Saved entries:
|---|
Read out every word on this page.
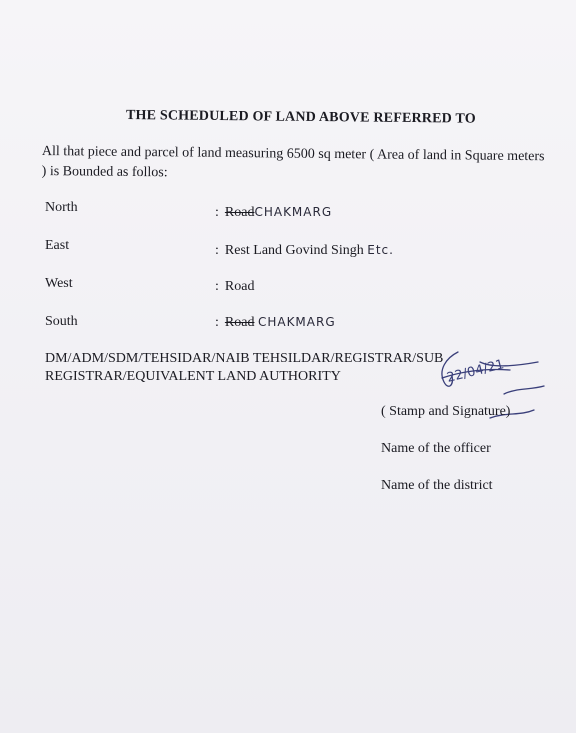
THE SCHEDULED OF LAND ABOVE REFERRED TO
All that piece and parcel of land measuring 6500 sq meter ( Area of land in Square meters ) is Bounded as follos:
North	: RoadCHAKMARG
East	: Rest Land Govind Singh Etc.
West	: Road
South	: Road CHAKMARG
DM/ADM/SDM/TEHSIDAR/NAIB TEHSILDAR/REGISTRAR/SUB REGISTRAR/EQUIVALENT LAND AUTHORITY	22/04/21
( Stamp and Signature)
Name of the officer
Name of the district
|---|
▶ **Instructions to follow**
Your task is to pick out every line with the string "Name" and copy it.

▶ **Solution to this task**
Name of the officer
Name of the district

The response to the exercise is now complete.